start
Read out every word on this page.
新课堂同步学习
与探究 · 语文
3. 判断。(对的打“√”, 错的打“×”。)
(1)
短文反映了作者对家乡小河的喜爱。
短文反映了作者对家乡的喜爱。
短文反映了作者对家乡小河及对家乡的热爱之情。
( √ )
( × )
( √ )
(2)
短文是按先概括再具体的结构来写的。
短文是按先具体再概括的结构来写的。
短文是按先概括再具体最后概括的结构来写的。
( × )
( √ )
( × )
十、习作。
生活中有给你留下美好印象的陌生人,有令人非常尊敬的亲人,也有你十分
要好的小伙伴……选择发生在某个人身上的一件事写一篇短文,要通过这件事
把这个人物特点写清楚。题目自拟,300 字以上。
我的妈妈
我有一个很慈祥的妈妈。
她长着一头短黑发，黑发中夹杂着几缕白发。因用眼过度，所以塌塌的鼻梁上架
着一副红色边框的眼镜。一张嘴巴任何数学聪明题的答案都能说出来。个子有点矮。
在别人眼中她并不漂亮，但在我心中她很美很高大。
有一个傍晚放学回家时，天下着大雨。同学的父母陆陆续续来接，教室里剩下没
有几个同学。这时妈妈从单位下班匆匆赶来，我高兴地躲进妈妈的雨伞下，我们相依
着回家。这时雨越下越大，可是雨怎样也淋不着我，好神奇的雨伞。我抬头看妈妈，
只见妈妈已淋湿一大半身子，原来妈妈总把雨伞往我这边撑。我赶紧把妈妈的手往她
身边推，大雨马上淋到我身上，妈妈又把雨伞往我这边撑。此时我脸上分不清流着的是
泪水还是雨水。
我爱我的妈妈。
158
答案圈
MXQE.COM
end
▶ **What you are asked to do**
Would you copy out each line exactly as written?

▶ **Task solution**
Read out every word on this page.
新课堂同步学习
与探究 · 语文
3. 判断。(对的打“√”, 错的打“×”。)
(1)
短文反映了作者对家乡小河的喜爱。
短文反映了作者对家乡的喜爱。
短文反映了作者对家乡小河及对家乡的热爱之情。
( √ )
( × )
( √ )
(2)
短文是按先概括再具体的结构来写的。
短文是按先具体再概括的结构来写的。
短文是按先概括再具体最后概括的结构来写的。
( × )
( √ )
( × )
十、习作。
生活中有给你留下美好印象的陌生人,有令人非常尊敬的亲人,也有你十分
要好的小伙伴……选择发生在某个人身上的一件事写一篇短文,要通过这件事
把这个人物特点写清楚。题目自拟,300 字以上。
我的妈妈
我有一个很慈祥的妈妈。
她长着一头短黑发，黑发中夹杂着几缕白发。因用眼过度，所以塌塌的鼻梁上架
着一副红色边框的眼镜。一张嘴巴任何数学聪明题的答案都能说出来。个子有点矮。
在别人眼中她并不漂亮，但在我心中她很美很高大。
有一个傍晚放学回家时，天下着大雨。同学的父母陆陆续续来接，教室里剩下没
有几个同学。这时妈妈从单位下班匆匆赶来，我高兴地躲进妈妈的雨伞下，我们相依
着回家。这时雨越下越大，可是雨怎样也淋不着我，好神奇的雨伞。我抬头看妈妈，
只见妈妈已淋湿一大半身子，原来妈妈总把雨伞往我这边撑。我赶紧把妈妈的手往她
身边推，大雨马上淋到我身上，妈妈又把雨伞往我这边撑。此时我脸上分不清流着的是
泪水还是雨水。
我爱我的妈妈。
158
答案圈
MXQE.COM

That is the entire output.